** Objectif a **
Recopiez intégralement le récit de randonnée ci-dessous, sans en modifier un seul mot.

::: Extrait choisi :::

Quand on se réveille dans la cabane de Fromont il fait déjà jour. On prends notre temps, le poêle est éteint mais il fait encore chaud. On finit a galette des rois achetée la veille à Saint Hippolyte.
Le chemin du côté suisse est sans doute moins charmant que du côté français où on passe dans les gorges du Doubs mais c’est pas mal quand même. On croise deux grands troupeaux de chamois, c’est merveilleux. On atteint le lac de Biaufond, on retourne en France sans être importuné par aucun douanier.
Entre la Race et l’abri du Torret le sentier passe le long du Doubs, il y a de belles falaises de chaque côté. Je me régale sur ce sentier mais pas mes compagnons qui trouvent que c’est chiant, à la longue, rien n’est jamais plat ou droit, il faut toujours faire attention à là où on pose ses pieds.

:::

** Objectif b **
Transformez en liste JSON de chaînes tout ce qui va du début de la liste ci-dessous jusqu'à la ligne contenant « - x-tick-label: 01-02-2019: [411, 270, 473, 284] », cette ligne comprise, à raison d'une chaîne par ligne et en omettant les lignes vides.

::: Extraits de données :::

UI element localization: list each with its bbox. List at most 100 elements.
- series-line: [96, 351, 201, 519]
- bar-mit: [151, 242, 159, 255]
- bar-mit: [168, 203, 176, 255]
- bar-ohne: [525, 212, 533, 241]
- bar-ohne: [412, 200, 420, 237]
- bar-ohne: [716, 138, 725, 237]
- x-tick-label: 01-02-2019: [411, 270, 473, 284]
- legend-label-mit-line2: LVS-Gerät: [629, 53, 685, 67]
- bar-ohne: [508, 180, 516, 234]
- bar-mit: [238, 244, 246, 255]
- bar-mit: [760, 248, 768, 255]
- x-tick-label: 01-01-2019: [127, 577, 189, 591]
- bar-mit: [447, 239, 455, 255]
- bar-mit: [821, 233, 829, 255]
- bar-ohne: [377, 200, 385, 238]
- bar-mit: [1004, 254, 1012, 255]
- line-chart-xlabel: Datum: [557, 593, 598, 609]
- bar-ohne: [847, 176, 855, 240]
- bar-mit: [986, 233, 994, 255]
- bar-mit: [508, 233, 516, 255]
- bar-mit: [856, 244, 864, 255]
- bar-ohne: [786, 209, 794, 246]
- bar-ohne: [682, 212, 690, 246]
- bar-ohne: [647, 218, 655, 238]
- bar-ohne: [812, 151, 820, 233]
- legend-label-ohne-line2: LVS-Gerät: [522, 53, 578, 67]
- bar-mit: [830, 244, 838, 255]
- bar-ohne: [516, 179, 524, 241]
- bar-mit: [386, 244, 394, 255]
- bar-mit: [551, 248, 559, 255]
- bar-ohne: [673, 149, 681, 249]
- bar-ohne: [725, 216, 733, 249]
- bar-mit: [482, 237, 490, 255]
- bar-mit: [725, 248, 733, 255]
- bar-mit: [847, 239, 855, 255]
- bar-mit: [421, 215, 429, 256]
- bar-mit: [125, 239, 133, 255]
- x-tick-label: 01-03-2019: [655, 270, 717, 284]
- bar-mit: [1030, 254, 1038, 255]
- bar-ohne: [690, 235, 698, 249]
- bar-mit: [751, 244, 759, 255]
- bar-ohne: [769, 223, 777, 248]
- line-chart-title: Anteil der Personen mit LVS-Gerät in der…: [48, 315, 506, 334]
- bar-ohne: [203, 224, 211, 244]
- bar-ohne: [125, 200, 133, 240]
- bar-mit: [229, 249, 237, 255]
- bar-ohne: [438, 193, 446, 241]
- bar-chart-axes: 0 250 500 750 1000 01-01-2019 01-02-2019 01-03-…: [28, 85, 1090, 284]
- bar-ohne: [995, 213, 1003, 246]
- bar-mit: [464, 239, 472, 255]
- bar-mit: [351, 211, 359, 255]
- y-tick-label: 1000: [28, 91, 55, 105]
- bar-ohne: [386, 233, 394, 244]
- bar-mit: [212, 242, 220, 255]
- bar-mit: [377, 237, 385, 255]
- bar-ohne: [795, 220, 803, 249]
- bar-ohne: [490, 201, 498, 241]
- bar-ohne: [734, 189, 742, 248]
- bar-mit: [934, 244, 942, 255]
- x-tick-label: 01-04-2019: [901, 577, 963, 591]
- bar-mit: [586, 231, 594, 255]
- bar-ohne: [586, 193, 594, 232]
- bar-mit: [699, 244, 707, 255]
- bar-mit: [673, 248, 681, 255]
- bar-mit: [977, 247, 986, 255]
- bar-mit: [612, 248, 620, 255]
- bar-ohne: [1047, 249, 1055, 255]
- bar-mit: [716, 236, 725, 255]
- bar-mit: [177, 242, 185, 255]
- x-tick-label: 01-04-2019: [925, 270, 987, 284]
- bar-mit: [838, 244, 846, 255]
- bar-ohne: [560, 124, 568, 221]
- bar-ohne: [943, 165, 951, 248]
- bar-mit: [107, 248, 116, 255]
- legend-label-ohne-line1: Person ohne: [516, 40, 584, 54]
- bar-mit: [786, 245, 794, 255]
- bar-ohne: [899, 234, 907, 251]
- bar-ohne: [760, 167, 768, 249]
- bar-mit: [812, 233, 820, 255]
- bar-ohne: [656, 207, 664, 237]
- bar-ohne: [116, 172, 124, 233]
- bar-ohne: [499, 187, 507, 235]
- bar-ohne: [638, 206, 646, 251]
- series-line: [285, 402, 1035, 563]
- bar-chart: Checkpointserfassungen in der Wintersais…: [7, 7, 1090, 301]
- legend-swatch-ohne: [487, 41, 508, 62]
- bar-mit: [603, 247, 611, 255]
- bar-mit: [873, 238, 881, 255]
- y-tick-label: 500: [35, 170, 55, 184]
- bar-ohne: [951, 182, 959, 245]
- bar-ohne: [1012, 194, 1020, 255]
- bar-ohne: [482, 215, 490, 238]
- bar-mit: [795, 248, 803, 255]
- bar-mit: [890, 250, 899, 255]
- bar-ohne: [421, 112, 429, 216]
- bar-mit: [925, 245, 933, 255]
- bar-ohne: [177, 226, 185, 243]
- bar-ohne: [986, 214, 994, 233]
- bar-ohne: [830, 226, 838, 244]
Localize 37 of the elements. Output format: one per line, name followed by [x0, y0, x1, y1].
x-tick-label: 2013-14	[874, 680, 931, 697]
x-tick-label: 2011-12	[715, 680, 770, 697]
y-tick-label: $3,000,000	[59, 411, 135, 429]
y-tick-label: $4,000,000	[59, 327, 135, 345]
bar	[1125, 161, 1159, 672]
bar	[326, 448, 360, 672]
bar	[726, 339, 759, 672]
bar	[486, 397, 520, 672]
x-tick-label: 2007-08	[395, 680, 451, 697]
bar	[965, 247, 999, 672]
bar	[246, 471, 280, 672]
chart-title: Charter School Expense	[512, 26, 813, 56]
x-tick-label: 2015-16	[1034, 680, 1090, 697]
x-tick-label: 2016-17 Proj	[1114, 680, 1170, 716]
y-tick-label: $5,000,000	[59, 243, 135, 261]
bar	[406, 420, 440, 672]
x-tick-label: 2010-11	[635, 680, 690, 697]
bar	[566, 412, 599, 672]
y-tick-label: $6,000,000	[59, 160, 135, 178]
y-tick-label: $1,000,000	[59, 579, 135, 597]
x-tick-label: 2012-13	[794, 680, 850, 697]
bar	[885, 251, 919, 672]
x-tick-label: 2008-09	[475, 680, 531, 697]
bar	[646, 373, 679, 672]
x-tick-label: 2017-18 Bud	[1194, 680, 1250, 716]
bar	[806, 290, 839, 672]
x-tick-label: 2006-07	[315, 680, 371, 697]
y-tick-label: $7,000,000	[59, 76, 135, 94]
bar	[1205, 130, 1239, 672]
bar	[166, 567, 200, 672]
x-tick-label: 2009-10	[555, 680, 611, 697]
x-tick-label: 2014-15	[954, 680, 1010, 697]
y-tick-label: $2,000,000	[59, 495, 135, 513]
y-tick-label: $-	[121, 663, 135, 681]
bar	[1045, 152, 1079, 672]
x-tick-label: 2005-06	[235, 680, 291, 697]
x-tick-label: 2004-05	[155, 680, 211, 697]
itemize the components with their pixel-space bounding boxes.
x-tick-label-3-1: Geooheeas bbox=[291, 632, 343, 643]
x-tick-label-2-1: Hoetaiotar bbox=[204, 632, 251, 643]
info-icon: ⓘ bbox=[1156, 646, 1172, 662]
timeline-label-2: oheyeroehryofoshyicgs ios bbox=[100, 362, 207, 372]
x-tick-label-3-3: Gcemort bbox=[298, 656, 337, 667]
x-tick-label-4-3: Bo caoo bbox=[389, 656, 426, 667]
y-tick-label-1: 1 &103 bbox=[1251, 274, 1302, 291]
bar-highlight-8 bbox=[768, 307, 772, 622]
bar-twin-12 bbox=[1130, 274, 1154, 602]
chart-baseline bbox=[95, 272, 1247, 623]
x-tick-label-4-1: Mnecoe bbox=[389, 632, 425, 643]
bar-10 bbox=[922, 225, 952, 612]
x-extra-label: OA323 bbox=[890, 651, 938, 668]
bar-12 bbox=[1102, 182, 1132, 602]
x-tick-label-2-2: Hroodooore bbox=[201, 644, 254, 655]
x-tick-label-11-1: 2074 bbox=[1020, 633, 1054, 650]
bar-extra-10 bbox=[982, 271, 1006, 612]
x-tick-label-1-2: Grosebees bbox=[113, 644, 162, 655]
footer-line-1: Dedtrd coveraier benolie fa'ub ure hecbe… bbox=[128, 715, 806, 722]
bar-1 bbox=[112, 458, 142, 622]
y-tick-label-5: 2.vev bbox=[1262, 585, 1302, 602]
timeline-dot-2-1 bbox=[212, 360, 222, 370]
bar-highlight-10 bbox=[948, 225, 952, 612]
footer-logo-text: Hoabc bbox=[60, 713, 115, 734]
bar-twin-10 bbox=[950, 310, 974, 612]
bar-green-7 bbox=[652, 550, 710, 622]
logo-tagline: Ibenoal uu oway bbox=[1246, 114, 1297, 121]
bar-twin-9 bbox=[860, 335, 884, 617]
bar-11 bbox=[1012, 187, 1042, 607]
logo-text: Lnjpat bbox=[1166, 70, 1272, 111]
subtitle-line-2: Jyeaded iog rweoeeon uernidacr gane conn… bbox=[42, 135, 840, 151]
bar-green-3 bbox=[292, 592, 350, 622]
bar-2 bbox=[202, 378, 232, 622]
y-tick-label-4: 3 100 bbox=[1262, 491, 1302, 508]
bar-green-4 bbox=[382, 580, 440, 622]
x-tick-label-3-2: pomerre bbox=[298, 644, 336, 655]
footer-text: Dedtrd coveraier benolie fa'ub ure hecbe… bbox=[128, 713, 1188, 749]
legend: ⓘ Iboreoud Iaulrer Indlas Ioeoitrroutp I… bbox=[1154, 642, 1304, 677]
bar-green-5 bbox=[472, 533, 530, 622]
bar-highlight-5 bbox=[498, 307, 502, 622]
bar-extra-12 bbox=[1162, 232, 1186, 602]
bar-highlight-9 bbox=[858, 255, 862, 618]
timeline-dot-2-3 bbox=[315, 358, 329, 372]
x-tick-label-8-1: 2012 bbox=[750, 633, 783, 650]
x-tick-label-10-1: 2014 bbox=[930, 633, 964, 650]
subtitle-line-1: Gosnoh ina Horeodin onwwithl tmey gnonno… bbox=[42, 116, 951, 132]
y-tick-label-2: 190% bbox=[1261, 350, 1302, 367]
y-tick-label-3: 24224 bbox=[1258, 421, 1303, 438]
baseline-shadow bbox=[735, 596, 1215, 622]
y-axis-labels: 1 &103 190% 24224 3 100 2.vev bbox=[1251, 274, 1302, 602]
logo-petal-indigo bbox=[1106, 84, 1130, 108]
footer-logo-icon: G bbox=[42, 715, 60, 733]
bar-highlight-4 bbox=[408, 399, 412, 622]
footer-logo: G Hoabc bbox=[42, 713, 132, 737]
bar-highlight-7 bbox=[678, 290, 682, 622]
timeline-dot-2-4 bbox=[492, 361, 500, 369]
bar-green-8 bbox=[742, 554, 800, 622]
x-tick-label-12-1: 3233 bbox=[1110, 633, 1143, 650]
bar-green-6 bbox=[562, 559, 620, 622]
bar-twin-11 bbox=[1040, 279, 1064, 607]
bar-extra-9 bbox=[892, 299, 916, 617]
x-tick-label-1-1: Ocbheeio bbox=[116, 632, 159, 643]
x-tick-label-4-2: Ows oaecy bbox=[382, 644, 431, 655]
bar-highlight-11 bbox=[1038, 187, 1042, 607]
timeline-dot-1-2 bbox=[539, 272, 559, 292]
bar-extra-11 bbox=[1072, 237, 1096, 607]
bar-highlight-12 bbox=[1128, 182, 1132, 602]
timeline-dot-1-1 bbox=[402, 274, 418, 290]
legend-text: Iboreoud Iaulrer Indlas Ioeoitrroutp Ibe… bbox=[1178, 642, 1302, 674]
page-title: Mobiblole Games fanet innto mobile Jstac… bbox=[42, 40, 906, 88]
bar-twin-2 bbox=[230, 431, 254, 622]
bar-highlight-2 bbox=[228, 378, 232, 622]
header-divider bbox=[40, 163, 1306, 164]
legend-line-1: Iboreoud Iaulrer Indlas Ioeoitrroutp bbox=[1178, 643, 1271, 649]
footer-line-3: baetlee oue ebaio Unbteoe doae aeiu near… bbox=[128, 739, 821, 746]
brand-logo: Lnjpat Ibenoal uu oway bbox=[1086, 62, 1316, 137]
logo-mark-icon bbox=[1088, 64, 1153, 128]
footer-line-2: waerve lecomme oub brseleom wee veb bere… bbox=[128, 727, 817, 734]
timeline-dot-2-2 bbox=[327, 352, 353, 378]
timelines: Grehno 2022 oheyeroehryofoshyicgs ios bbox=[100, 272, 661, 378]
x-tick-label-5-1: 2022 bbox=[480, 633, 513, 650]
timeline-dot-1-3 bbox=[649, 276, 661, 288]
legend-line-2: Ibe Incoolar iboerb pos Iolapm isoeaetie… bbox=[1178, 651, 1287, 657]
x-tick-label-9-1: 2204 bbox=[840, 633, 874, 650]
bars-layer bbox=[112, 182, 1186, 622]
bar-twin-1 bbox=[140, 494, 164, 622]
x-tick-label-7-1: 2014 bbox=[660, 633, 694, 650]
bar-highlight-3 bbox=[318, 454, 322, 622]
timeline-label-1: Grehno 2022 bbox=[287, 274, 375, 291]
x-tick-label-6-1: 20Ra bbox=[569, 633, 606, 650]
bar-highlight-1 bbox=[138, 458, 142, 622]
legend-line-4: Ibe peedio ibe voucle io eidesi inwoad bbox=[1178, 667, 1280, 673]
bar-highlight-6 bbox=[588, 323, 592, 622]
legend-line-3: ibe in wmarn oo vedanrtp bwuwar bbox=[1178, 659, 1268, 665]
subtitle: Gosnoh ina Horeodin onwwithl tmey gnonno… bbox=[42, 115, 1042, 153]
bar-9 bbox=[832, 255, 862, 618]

:::

** Corrigé complet a **
Quand on se réveille dans la cabane de Fromont il fait déjà jour. On prends notre temps, le poêle est éteint mais il fait encore chaud. On finit a galette des rois achetée la veille à Saint Hippolyte.
Le chemin du côté suisse est sans doute moins charmant que du côté français où on passe dans les gorges du Doubs mais c’est pas mal quand même. On croise deux grands troupeaux de chamois, c’est merveilleux. On atteint le lac de Biaufond, on retourne en France sans être importuné par aucun douanier.
Entre la Race et l’abri du Torret le sentier passe le long du Doubs, il y a de belles falaises de chaque côté. Je me régale sur ce sentier mais pas mes compagnons qui trouvent que c’est chiant, à la longue, rien n’est jamais plat ou droit, il faut toujours faire attention à là où on pose ses pieds.

** Corrigé complet b **
[
  "UI element localization: list each with its bbox. List at most 100 elements.",
  "- series-line: [96, 351, 201, 519]",
  "- bar-mit: [151, 242, 159, 255]",
  "- bar-mit: [168, 203, 176, 255]",
  "- bar-ohne: [525, 212, 533, 241]",
  "- bar-ohne: [412, 200, 420, 237]",
  "- bar-ohne: [716, 138, 725, 237]",
  "- x-tick-label: 01-02-2019: [411, 270, 473, 284]"
]